═════ RECORD LIST ═════

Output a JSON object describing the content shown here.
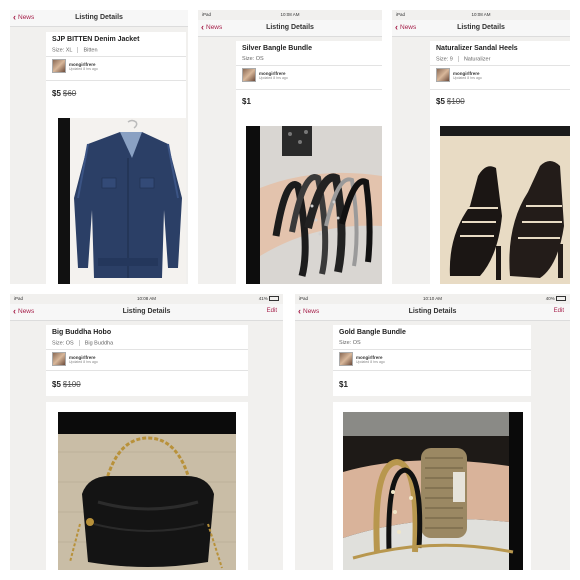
{
  "panels": [
    {
      "status": {
        "left": "",
        "time": "",
        "right": ""
      },
      "nav": {
        "back": "News",
        "title": "Listing Details",
        "edit": ""
      },
      "listing": {
        "title": "SJP BITTEN Denim Jacket",
        "size": "Size: XL",
        "brand": "Bitten",
        "seller": "mongirlfrere",
        "updated": "Updated 8 hrs ago",
        "price": "$5",
        "original_price": "$60"
      },
      "photo_subject": "denim jacket on hanger"
    },
    {
      "status": {
        "left": "iPad",
        "time": "10:08 AM",
        "right": ""
      },
      "nav": {
        "back": "News",
        "title": "Listing Details",
        "edit": ""
      },
      "listing": {
        "title": "Silver Bangle Bundle",
        "size": "Size: OS",
        "brand": "",
        "seller": "mongirlfrere",
        "updated": "Updated 8 hrs ago",
        "price": "$1",
        "original_price": ""
      },
      "photo_subject": "bangles on wrist"
    },
    {
      "status": {
        "left": "iPad",
        "time": "10:08 AM",
        "right": ""
      },
      "nav": {
        "back": "News",
        "title": "Listing Details",
        "edit": ""
      },
      "listing": {
        "title": "Naturalizer Sandal Heels",
        "size": "Size: 9",
        "brand": "Naturalizer",
        "seller": "mongirlfrere",
        "updated": "Updated 8 hrs ago",
        "price": "$5",
        "original_price": "$100"
      },
      "photo_subject": "black strappy heels"
    },
    {
      "status": {
        "left": "iPad",
        "time": "10:08 AM",
        "right": "41%"
      },
      "nav": {
        "back": "News",
        "title": "Listing Details",
        "edit": "Edit"
      },
      "listing": {
        "title": "Big Buddha Hobo",
        "size": "Size: OS",
        "brand": "Big Buddha",
        "seller": "mongirlfrere",
        "updated": "Updated 8 hrs ago",
        "price": "$5",
        "original_price": "$100"
      },
      "photo_subject": "black hobo bag with chain strap"
    },
    {
      "status": {
        "left": "iPad",
        "time": "10:10 AM",
        "right": "40%"
      },
      "nav": {
        "back": "News",
        "title": "Listing Details",
        "edit": "Edit"
      },
      "listing": {
        "title": "Gold Bangle Bundle",
        "size": "Size: OS",
        "brand": "",
        "seller": "mongirlfrere",
        "updated": "Updated 8 hrs ago",
        "price": "$1",
        "original_price": ""
      },
      "photo_subject": "gold bangles on wrist"
    }
  ]
}
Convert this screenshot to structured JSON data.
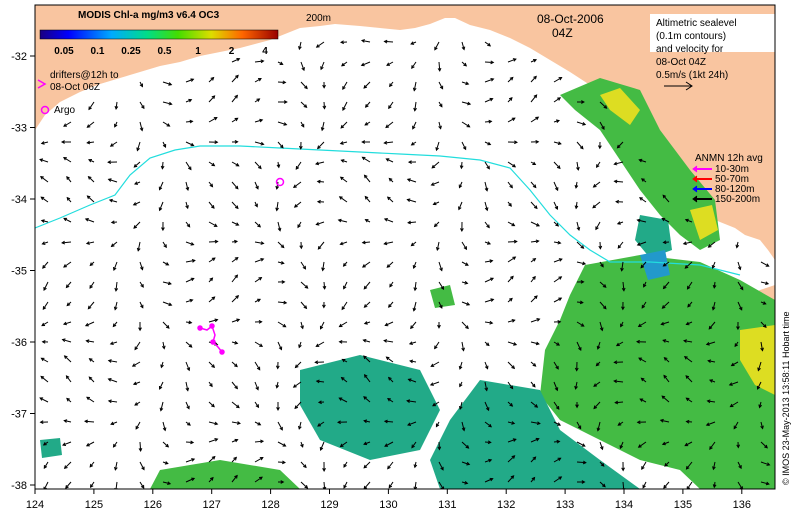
{
  "colorbar": {
    "title": "MODIS Chl-a mg/m3 v6.4 OC3",
    "ticks": [
      "0.05",
      "0.1",
      "0.25",
      "0.5",
      "1",
      "2",
      "4"
    ]
  },
  "isobath_label": "200m",
  "date": "08-Oct-2006",
  "time": "04Z",
  "altimetry_note": {
    "lines": [
      "Altimetric sealevel",
      "(0.1m contours)",
      "and velocity for",
      "08-Oct 04Z",
      "0.5m/s (1kt 24h)"
    ]
  },
  "drifters_legend": {
    "line1": "drifters@12h to",
    "line2": "08-Oct 06Z",
    "argo": "Argo"
  },
  "anmn_legend": {
    "title": "ANMN 12h avg",
    "items": [
      {
        "label": "10-30m",
        "color": "#ff00ff"
      },
      {
        "label": "50-70m",
        "color": "#ff0000"
      },
      {
        "label": "80-120m",
        "color": "#0000ff"
      },
      {
        "label": "150-200m",
        "color": "#000000"
      }
    ]
  },
  "lon_ticks": [
    "124",
    "125",
    "126",
    "127",
    "128",
    "129",
    "130",
    "131",
    "132",
    "133",
    "134",
    "135",
    "136"
  ],
  "lat_ticks": [
    "-32",
    "-33",
    "-34",
    "-35",
    "-36",
    "-37",
    "-38"
  ],
  "credit": "© IMOS 23-May-2013 13:58:11 Hobart time",
  "colors": {
    "land": "#f9c5a0",
    "isobath": "#22dddd",
    "drifter": "#ff00ff",
    "chl_green": "#44bb44",
    "chl_teal": "#22aa88",
    "chl_yellow": "#dddd22"
  }
}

═════

YOUR INSTRUCTIONS – Make a copy of each line that contains the string "brand".

SOLUTION FOR THIS EXERCISE –
        "brand": "Bitten",
        "brand": "",
        "brand": "Naturalizer",
        "brand": "Big Buddha",
        "brand": "",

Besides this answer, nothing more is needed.